Document extract:

[Start of section]

In the many of the behavioral treatments of anxiety disorders (eg. systematic desensitization, successive approximation, programmed practice), exposure to the anxiety-causing stimulus is often part of the therapy. When patients are given the responsibility of exposing themselves to this stimulus (without the presence of the therapist), it is termed "self-exposure." Studies by Ghosh, Marks, and Carr (1988) showed no significant differences in the outcomes of a group of phobics who used self- exposure instructions they read themselves from a self-help book and a group of phobics who used self-exposure instructions given by a psychiatrist. Lelliot et al (1987) found that agoraphobics gained no lasting benefit from the addition of three to six 45- minute sessions of therapist-guided exposure to self-exposure with a self-instruction manual.
A study by Marks et al (1988) assigned subjects with obsessive-compulsive disorder to one of three conditions: self-exposure for 23 weeks; self-exposure for 8 weeks, then therapist-accompanied exposure for 15 weeks; and anti-exposure (asking the subjects to avoid the things that cause the anxiety that leads to their obsessive- compulsive behaviors). The results showed that the subjects in the exposure conditions fared much better than those in the anti-exposure condition. Furthermore, there was not a significant difference between the group of subjects that received therapist-accompanied exposure and the group that did not.
The results of these studies show that a behavior therapist does not need to be involved in every step of their patient's treatment. Rather, the therapist can help their client plan and carry-out a treatment strategy, and still effectively treat their disorder. Due to simple instruction manuals, diary sheets, and an understanding of the role of relatives (who can act as co-therapists), self-exposure therapy is becoming increasingly easy to use; and patient are more likely to comply with treatments instructions that are easy to follow.

[End of section]

Data provided:

[Start of section]

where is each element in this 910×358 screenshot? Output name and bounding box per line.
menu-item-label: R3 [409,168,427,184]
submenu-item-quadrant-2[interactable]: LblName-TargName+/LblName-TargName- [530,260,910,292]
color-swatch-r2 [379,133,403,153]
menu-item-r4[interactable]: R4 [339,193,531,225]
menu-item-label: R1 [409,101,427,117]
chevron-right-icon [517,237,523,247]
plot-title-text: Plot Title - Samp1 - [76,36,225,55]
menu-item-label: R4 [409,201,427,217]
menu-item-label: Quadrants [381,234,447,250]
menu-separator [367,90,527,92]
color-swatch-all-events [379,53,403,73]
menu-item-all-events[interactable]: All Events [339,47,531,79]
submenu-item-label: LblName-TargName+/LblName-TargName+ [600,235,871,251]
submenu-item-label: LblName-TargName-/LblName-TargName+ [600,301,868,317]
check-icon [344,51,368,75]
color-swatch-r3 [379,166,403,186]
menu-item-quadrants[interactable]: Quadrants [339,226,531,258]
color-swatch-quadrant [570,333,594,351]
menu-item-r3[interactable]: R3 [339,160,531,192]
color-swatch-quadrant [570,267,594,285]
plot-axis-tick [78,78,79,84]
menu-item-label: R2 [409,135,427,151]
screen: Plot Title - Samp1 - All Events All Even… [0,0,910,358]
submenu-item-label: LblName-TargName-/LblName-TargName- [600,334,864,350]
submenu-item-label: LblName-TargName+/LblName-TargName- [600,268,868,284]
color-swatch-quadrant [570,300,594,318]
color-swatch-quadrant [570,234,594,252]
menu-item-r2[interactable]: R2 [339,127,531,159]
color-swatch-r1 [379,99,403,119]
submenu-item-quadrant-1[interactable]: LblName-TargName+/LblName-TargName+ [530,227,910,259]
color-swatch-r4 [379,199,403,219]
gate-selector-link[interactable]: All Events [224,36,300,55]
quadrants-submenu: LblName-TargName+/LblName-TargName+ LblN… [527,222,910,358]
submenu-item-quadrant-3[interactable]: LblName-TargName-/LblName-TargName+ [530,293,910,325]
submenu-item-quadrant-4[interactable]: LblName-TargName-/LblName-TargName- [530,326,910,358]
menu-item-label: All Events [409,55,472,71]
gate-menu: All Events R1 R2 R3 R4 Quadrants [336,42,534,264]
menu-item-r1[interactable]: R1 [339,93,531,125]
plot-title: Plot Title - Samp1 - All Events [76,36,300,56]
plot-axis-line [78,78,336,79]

[End of section]

Problems to work on:
- 1) According to the self-exposure passage, for how many weeks did the self-exposure-only group in the Marks et al (1988) study practice self-exposure?
- 2) Output the part of the self-exposure passage that begins at the words "A study by Marks" and stops after "that did not.".
Use only the self-exposure passage, not the records.

Expected outputs:
- 1) 23 weeks.

- 2)
A study by Marks et al (1988) assigned subjects with obsessive-compulsive disorder to one of three conditions: self-exposure for 23 weeks; self-exposure for 8 weeks, then therapist-accompanied exposure for 15 weeks; and anti-exposure (asking the subjects to avoid the things that cause the anxiety that leads to their obsessive- compulsive behaviors). The results showed that the subjects in the exposure conditions fared much better than those in the anti-exposure condition. Furthermore, there was not a significant difference between the group of subjects that received therapist-accompanied exposure and the group that did not.